WRITTEN EXERCISE >>
Identify every line in the records below that contains the word "primi", and copy each of those lines.

Figure collection entries:
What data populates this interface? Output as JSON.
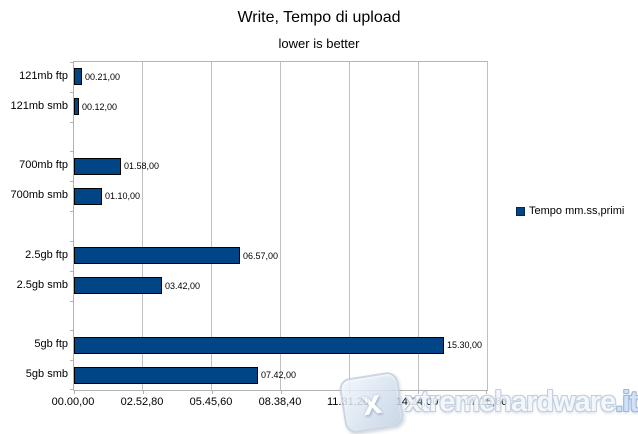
{
  "title": "Write, Tempo di upload",
  "subtitle": "lower is better",
  "legend": {
    "label": "Tempo mm.ss,primi"
  },
  "watermark": {
    "text": "xtremehardware",
    "tld": ".it",
    "logo_letter": "x"
  },
  "colors": {
    "bar": "#004586",
    "bar_border": "#000000",
    "grid": "#c0c0c0",
    "plot_border": "#b3b3b3",
    "legend_marker": "#004586"
  },
  "chart_data": {
    "type": "bar",
    "orientation": "horizontal",
    "title": "Write, Tempo di upload",
    "subtitle": "lower is better",
    "series_name": "Tempo mm.ss,primi",
    "categories": [
      "121mb ftp",
      "121mb smb",
      "700mb ftp",
      "700mb smb",
      "2.5gb ftp",
      "2.5gb smb",
      "5gb ftp",
      "5gb smb"
    ],
    "value_labels": [
      "00.21,00",
      "00.12,00",
      "01.58,00",
      "01.10,00",
      "06.57,00",
      "03.42,00",
      "15.30,00",
      "07.42,00"
    ],
    "values_seconds": [
      21,
      12,
      118,
      70,
      417,
      222,
      930,
      462
    ],
    "x_tick_labels": [
      "00.00,00",
      "02.52,80",
      "05.45,60",
      "08.38,40",
      "11.31,20",
      "14.24,00",
      "17.16,80"
    ],
    "x_tick_seconds": [
      0,
      172.8,
      345.6,
      518.4,
      691.2,
      864.0,
      1036.8
    ],
    "x_max_seconds": 1036.8,
    "xlabel": "",
    "ylabel": "",
    "grid": true,
    "legend_position": "right",
    "note": "categories grouped in pairs with one empty slot between groups"
  }
}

RESULT OF THE EXERCISE >>
    "label": "Tempo mm.ss,primi"
    "series_name": "Tempo mm.ss,primi",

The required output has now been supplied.